** START **
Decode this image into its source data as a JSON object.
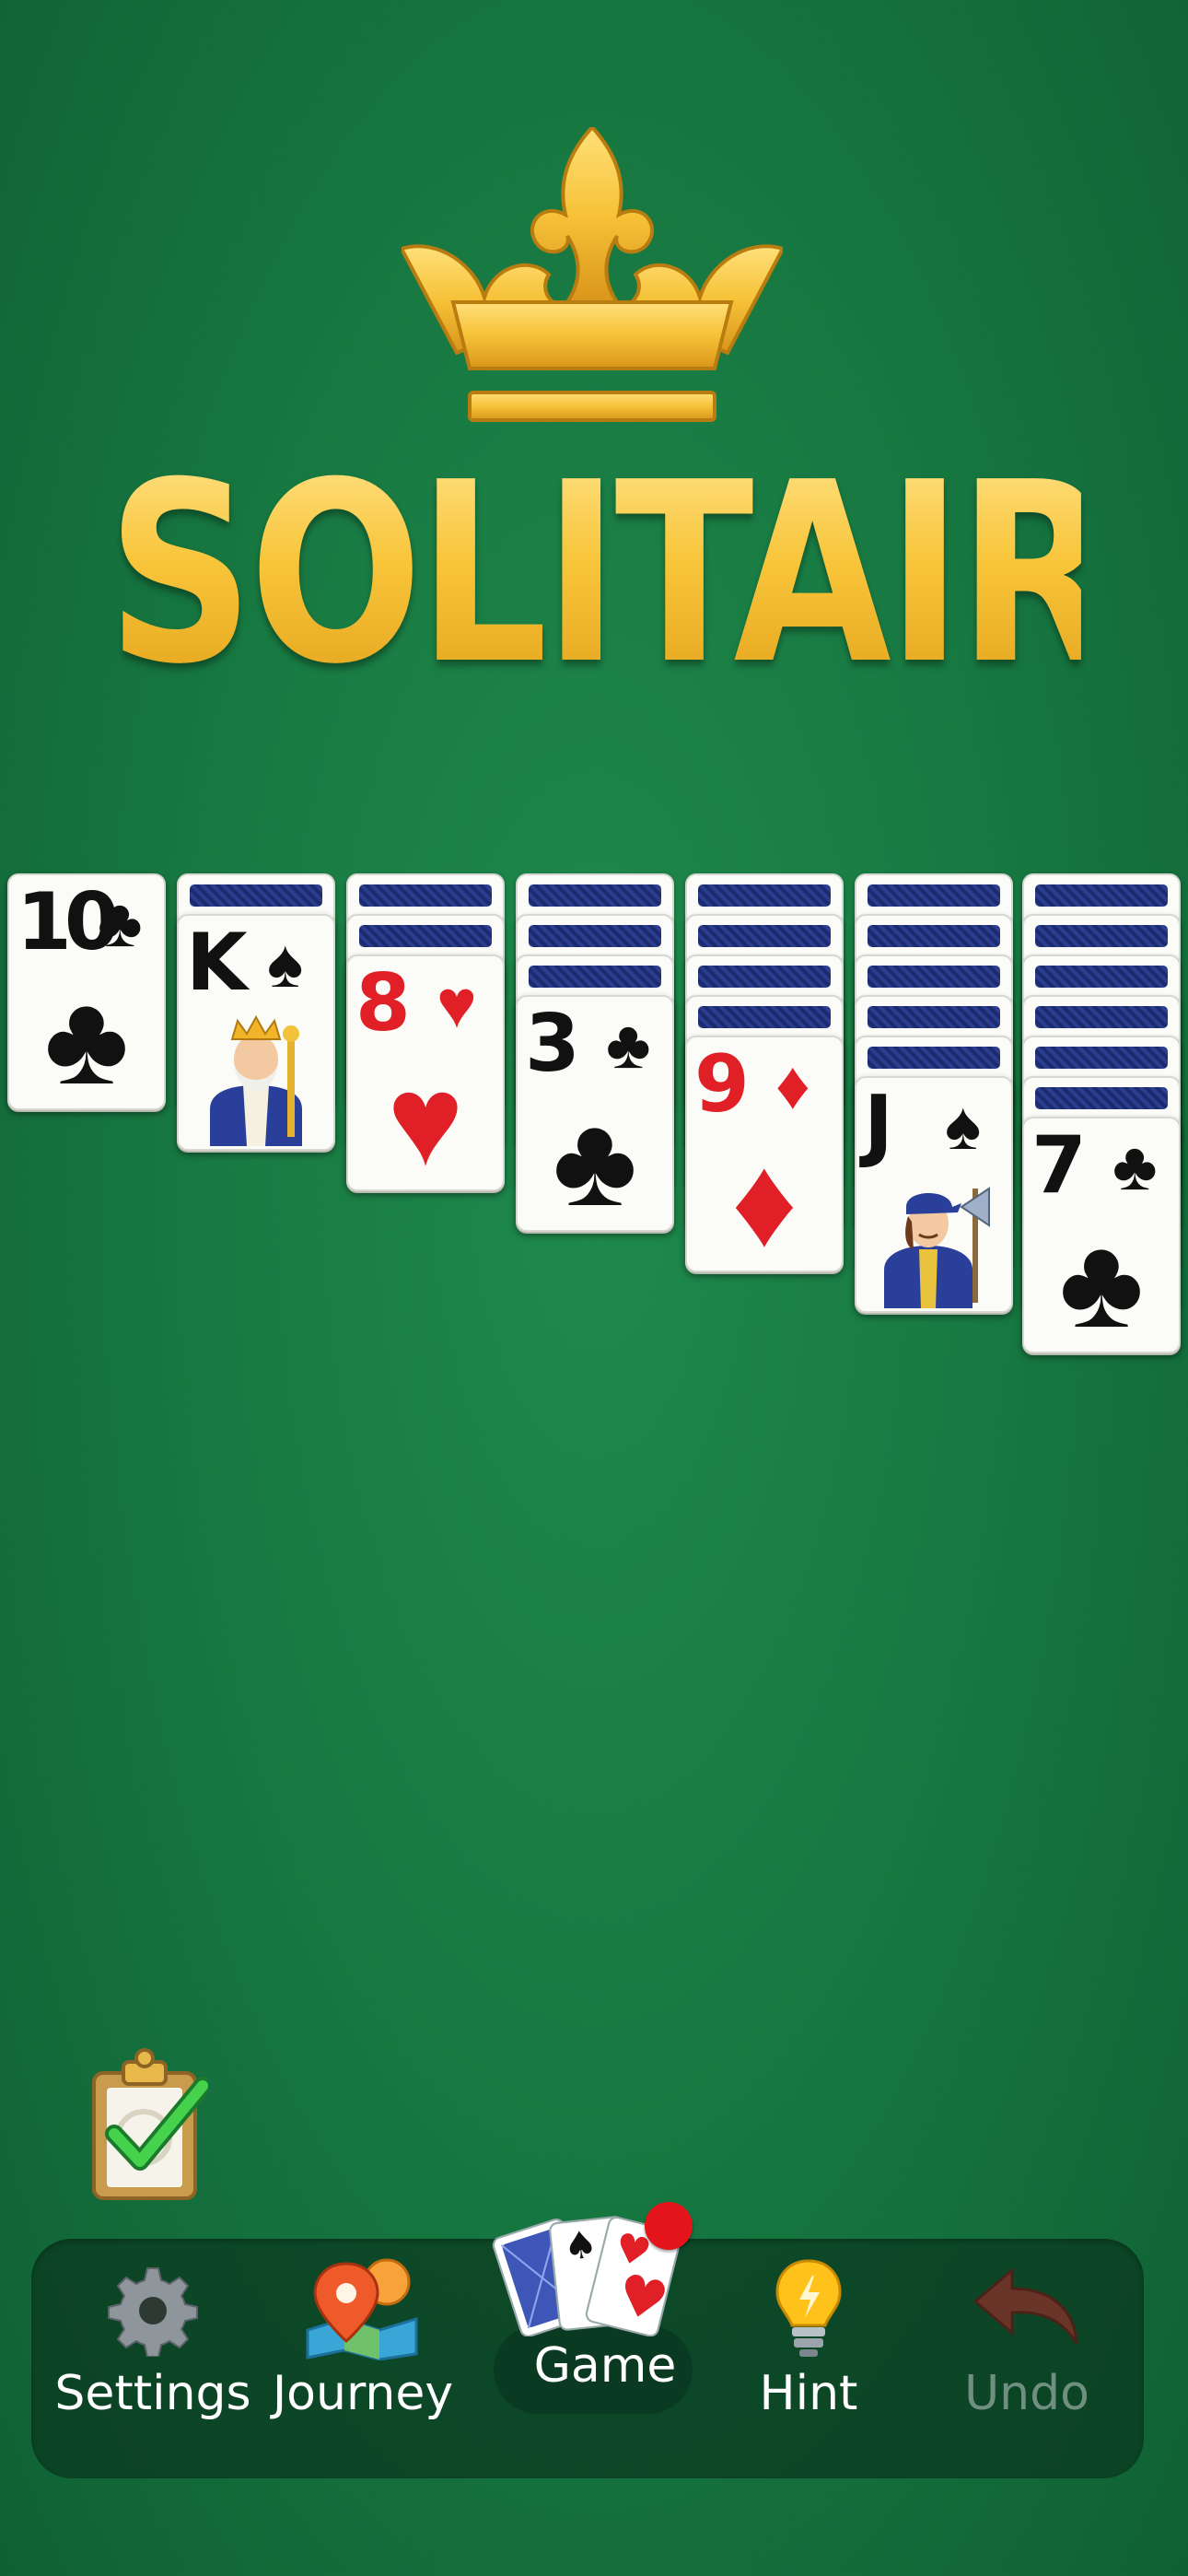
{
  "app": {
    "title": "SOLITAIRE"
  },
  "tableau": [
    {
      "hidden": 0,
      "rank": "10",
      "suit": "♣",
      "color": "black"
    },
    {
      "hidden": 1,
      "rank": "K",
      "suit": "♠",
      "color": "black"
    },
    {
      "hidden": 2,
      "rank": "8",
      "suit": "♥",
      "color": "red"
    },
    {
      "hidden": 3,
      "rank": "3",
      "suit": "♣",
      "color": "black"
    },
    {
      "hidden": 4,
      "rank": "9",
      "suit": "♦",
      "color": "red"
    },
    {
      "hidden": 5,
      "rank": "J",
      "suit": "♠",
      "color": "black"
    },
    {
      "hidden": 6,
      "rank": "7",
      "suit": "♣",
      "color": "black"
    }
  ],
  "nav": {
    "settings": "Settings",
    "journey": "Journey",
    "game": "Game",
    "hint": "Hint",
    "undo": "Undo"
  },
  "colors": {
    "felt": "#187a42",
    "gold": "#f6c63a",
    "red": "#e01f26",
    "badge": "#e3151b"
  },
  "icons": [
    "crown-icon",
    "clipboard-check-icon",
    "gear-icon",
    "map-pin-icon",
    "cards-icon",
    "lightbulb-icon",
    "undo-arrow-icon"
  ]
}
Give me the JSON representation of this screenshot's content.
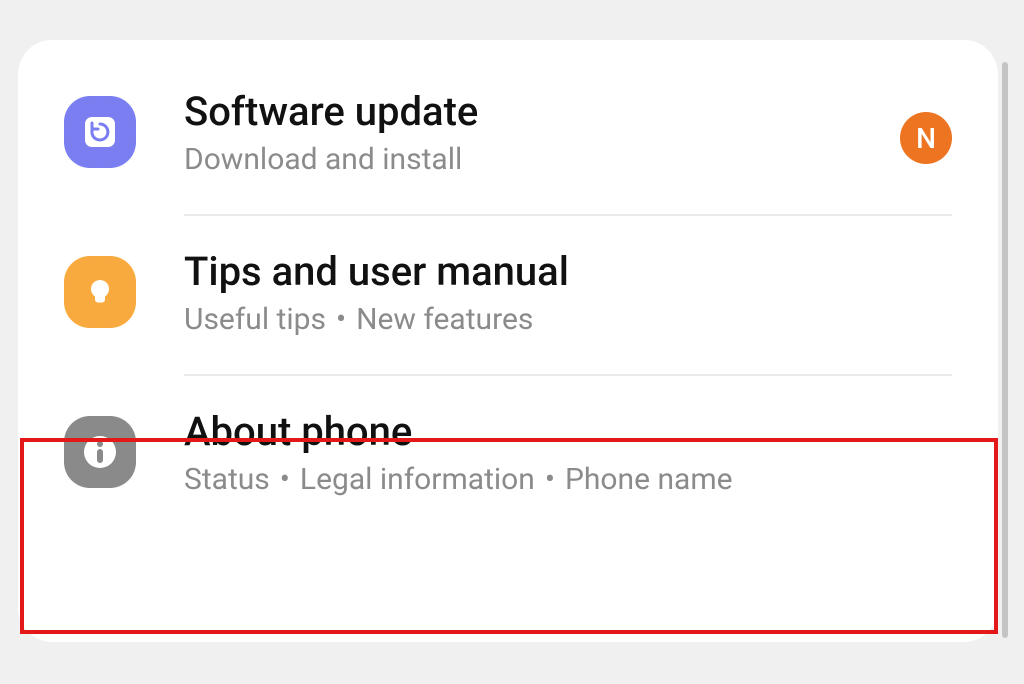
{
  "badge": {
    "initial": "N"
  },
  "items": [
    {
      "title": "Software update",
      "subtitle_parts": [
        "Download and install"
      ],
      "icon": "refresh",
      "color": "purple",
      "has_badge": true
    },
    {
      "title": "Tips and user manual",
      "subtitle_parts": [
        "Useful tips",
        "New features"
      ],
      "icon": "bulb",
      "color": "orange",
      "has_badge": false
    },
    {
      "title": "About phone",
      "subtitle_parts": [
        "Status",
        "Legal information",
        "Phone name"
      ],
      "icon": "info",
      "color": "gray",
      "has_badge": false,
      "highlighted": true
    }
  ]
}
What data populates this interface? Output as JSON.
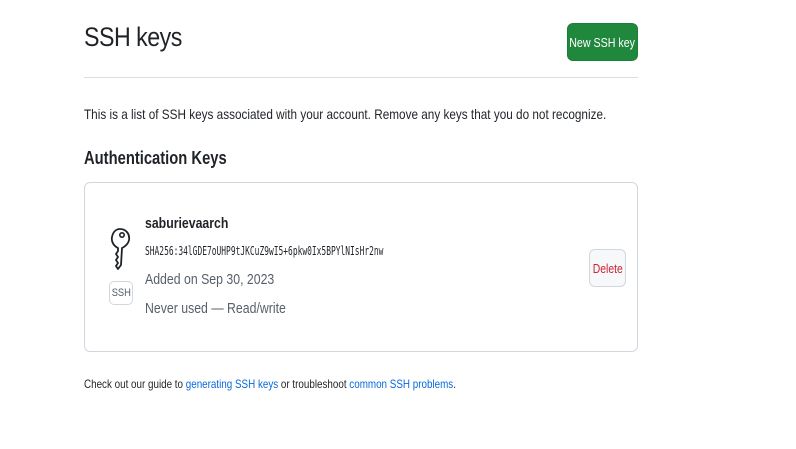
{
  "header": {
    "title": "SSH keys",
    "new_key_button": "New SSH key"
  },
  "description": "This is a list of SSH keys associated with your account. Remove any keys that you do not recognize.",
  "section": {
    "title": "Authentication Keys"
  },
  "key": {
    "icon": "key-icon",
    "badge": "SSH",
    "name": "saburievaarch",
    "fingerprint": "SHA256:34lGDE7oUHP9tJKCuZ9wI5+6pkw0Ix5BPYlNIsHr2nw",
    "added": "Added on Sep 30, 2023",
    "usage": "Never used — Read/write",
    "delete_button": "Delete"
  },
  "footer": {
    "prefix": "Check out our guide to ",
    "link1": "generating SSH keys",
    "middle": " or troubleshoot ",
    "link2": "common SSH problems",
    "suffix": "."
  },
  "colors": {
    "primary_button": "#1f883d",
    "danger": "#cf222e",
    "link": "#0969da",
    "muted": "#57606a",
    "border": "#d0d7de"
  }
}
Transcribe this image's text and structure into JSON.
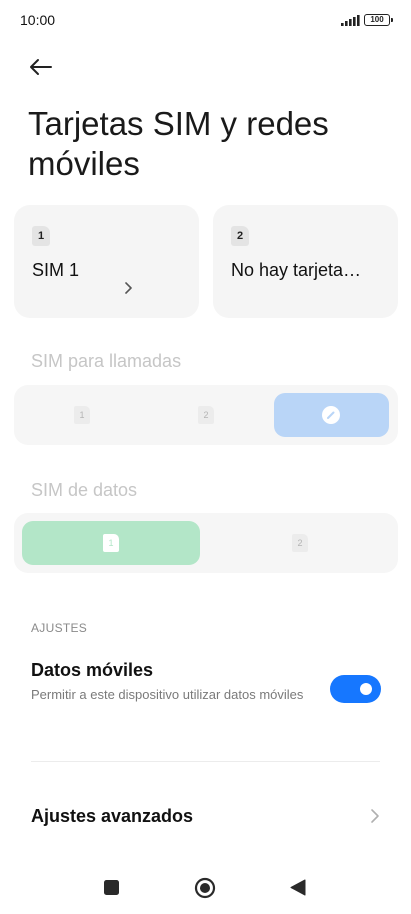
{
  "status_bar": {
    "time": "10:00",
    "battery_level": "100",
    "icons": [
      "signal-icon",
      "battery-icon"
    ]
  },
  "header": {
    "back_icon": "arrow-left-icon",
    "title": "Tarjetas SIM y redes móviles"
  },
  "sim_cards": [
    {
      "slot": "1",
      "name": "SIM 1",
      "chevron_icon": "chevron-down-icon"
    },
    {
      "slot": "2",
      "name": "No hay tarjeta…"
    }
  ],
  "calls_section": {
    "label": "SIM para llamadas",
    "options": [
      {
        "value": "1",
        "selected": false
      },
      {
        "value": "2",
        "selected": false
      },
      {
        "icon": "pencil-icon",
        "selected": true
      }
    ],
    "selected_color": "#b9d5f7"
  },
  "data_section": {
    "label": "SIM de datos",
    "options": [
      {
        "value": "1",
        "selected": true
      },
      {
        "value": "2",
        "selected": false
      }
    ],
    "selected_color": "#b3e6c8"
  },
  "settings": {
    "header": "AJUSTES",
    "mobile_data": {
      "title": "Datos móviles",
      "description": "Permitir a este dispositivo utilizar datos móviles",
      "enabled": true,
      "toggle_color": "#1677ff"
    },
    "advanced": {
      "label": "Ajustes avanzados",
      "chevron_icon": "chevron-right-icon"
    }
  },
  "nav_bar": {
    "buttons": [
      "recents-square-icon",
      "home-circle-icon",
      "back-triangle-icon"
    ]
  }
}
** END **
PROBLEM DETAILS
Reproduce all entries exactly. Pictures do not belong in the copy.

SOLUTION TO THE PROBLEM
Decode this image into its source data as a JSON object.
{
  "app": {
    "title": "SOLITAIRE"
  },
  "tableau": [
    {
      "hidden": 0,
      "rank": "10",
      "suit": "♣",
      "color": "black"
    },
    {
      "hidden": 1,
      "rank": "K",
      "suit": "♠",
      "color": "black"
    },
    {
      "hidden": 2,
      "rank": "8",
      "suit": "♥",
      "color": "red"
    },
    {
      "hidden": 3,
      "rank": "3",
      "suit": "♣",
      "color": "black"
    },
    {
      "hidden": 4,
      "rank": "9",
      "suit": "♦",
      "color": "red"
    },
    {
      "hidden": 5,
      "rank": "J",
      "suit": "♠",
      "color": "black"
    },
    {
      "hidden": 6,
      "rank": "7",
      "suit": "♣",
      "color": "black"
    }
  ],
  "nav": {
    "settings": "Settings",
    "journey": "Journey",
    "game": "Game",
    "hint": "Hint",
    "undo": "Undo"
  },
  "colors": {
    "felt": "#187a42",
    "gold": "#f6c63a",
    "red": "#e01f26",
    "badge": "#e3151b"
  },
  "icons": [
    "crown-icon",
    "clipboard-check-icon",
    "gear-icon",
    "map-pin-icon",
    "cards-icon",
    "lightbulb-icon",
    "undo-arrow-icon"
  ]
}
Give me the JSON representation of this screenshot's content.
{
  "badge": {
    "initial": "N"
  },
  "items": [
    {
      "title": "Software update",
      "subtitle_parts": [
        "Download and install"
      ],
      "icon": "refresh",
      "color": "purple",
      "has_badge": true
    },
    {
      "title": "Tips and user manual",
      "subtitle_parts": [
        "Useful tips",
        "New features"
      ],
      "icon": "bulb",
      "color": "orange",
      "has_badge": false
    },
    {
      "title": "About phone",
      "subtitle_parts": [
        "Status",
        "Legal information",
        "Phone name"
      ],
      "icon": "info",
      "color": "gray",
      "has_badge": false,
      "highlighted": true
    }
  ]
}
What data populates this interface? Output as JSON.
{
  "header": {
    "title": "SSH keys",
    "new_key_button": "New SSH key"
  },
  "description": "This is a list of SSH keys associated with your account. Remove any keys that you do not recognize.",
  "section": {
    "title": "Authentication Keys"
  },
  "key": {
    "icon": "key-icon",
    "badge": "SSH",
    "name": "saburievaarch",
    "fingerprint": "SHA256:34lGDE7oUHP9tJKCuZ9wI5+6pkw0Ix5BPYlNIsHr2nw",
    "added": "Added on Sep 30, 2023",
    "usage": "Never used — Read/write",
    "delete_button": "Delete"
  },
  "footer": {
    "prefix": "Check out our guide to ",
    "link1": "generating SSH keys",
    "middle": " or troubleshoot ",
    "link2": "common SSH problems",
    "suffix": "."
  },
  "colors": {
    "primary_button": "#1f883d",
    "danger": "#cf222e",
    "link": "#0969da",
    "muted": "#57606a",
    "border": "#d0d7de"
  }
}
Transcribe this image's text and structure into JSON.
{
  "status_bar": {
    "time": "10:00",
    "battery_level": "100",
    "icons": [
      "signal-icon",
      "battery-icon"
    ]
  },
  "header": {
    "back_icon": "arrow-left-icon",
    "title": "Tarjetas SIM y redes móviles"
  },
  "sim_cards": [
    {
      "slot": "1",
      "name": "SIM 1",
      "chevron_icon": "chevron-down-icon"
    },
    {
      "slot": "2",
      "name": "No hay tarjeta…"
    }
  ],
  "calls_section": {
    "label": "SIM para llamadas",
    "options": [
      {
        "value": "1",
        "selected": false
      },
      {
        "value": "2",
        "selected": false
      },
      {
        "icon": "pencil-icon",
        "selected": true
      }
    ],
    "selected_color": "#b9d5f7"
  },
  "data_section": {
    "label": "SIM de datos",
    "options": [
      {
        "value": "1",
        "selected": true
      },
      {
        "value": "2",
        "selected": false
      }
    ],
    "selected_color": "#b3e6c8"
  },
  "settings": {
    "header": "AJUSTES",
    "mobile_data": {
      "title": "Datos móviles",
      "description": "Permitir a este dispositivo utilizar datos móviles",
      "enabled": true,
      "toggle_color": "#1677ff"
    },
    "advanced": {
      "label": "Ajustes avanzados",
      "chevron_icon": "chevron-right-icon"
    }
  },
  "nav_bar": {
    "buttons": [
      "recents-square-icon",
      "home-circle-icon",
      "back-triangle-icon"
    ]
  }
}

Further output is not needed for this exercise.